DO THIS | Tally the lines containing the word "Замдаа" and give the total alone.

┌────────

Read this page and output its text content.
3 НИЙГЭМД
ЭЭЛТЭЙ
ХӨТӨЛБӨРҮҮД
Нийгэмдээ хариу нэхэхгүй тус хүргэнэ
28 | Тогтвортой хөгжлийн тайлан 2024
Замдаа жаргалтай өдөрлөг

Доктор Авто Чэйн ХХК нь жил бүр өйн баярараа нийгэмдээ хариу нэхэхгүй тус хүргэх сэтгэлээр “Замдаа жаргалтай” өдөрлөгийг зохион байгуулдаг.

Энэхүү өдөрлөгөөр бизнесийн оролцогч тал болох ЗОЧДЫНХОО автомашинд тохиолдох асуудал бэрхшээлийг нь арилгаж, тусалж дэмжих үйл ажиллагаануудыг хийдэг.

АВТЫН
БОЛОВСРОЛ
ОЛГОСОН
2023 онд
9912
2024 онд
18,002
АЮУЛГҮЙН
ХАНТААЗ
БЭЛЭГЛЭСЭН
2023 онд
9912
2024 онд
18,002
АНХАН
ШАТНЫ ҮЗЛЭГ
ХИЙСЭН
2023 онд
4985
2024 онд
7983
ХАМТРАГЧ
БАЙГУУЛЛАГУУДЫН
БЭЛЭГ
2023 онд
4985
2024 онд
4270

└────────

WORKED SOLUTION | 2